**** Given records ****

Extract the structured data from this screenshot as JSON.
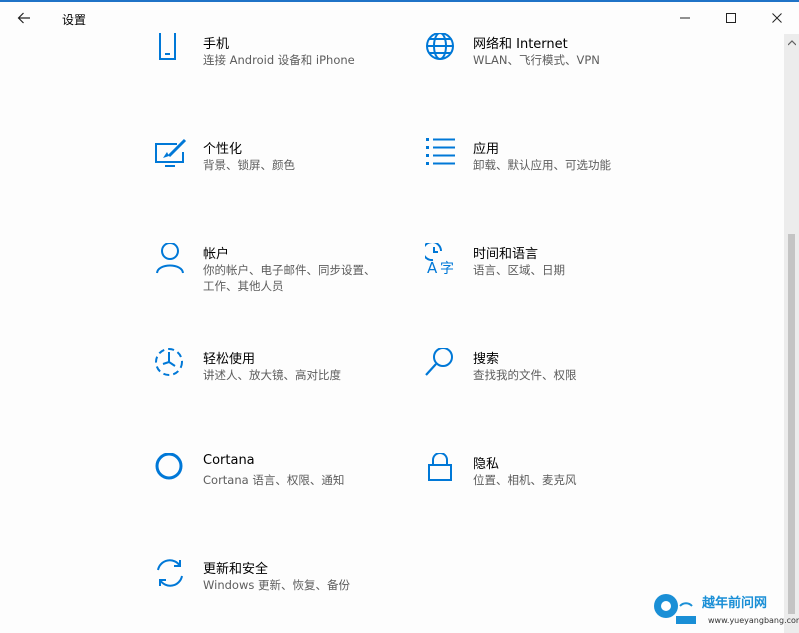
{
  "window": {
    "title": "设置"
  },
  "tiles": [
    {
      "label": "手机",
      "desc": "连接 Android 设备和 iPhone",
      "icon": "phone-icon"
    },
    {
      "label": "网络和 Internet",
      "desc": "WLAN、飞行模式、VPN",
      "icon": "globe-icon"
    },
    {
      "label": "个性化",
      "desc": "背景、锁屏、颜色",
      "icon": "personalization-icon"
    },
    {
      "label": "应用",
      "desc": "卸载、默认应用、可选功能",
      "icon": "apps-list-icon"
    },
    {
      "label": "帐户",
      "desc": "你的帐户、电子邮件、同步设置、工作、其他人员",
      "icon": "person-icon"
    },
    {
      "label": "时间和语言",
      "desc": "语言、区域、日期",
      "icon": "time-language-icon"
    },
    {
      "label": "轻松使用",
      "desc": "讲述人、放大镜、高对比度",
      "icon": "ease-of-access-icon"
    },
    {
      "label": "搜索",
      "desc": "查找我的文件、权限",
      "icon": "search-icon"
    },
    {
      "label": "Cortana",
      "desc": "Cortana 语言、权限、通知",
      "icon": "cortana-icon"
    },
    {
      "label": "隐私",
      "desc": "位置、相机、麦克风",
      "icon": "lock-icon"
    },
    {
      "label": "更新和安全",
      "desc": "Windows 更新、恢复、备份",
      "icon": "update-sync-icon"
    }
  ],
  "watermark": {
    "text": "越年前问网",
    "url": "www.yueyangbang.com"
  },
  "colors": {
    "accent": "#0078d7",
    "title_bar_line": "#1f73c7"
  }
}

****

Your task:
Without the pictures, copy the material exactly as given.

Full solution:
Extract the structured data from this screenshot as JSON.
{
  "window": {
    "title": "设置"
  },
  "tiles": [
    {
      "label": "手机",
      "desc": "连接 Android 设备和 iPhone",
      "icon": "phone-icon"
    },
    {
      "label": "网络和 Internet",
      "desc": "WLAN、飞行模式、VPN",
      "icon": "globe-icon"
    },
    {
      "label": "个性化",
      "desc": "背景、锁屏、颜色",
      "icon": "personalization-icon"
    },
    {
      "label": "应用",
      "desc": "卸载、默认应用、可选功能",
      "icon": "apps-list-icon"
    },
    {
      "label": "帐户",
      "desc": "你的帐户、电子邮件、同步设置、工作、其他人员",
      "icon": "person-icon"
    },
    {
      "label": "时间和语言",
      "desc": "语言、区域、日期",
      "icon": "time-language-icon"
    },
    {
      "label": "轻松使用",
      "desc": "讲述人、放大镜、高对比度",
      "icon": "ease-of-access-icon"
    },
    {
      "label": "搜索",
      "desc": "查找我的文件、权限",
      "icon": "search-icon"
    },
    {
      "label": "Cortana",
      "desc": "Cortana 语言、权限、通知",
      "icon": "cortana-icon"
    },
    {
      "label": "隐私",
      "desc": "位置、相机、麦克风",
      "icon": "lock-icon"
    },
    {
      "label": "更新和安全",
      "desc": "Windows 更新、恢复、备份",
      "icon": "update-sync-icon"
    }
  ],
  "watermark": {
    "text": "越年前问网",
    "url": "www.yueyangbang.com"
  },
  "colors": {
    "accent": "#0078d7",
    "title_bar_line": "#1f73c7"
  }
}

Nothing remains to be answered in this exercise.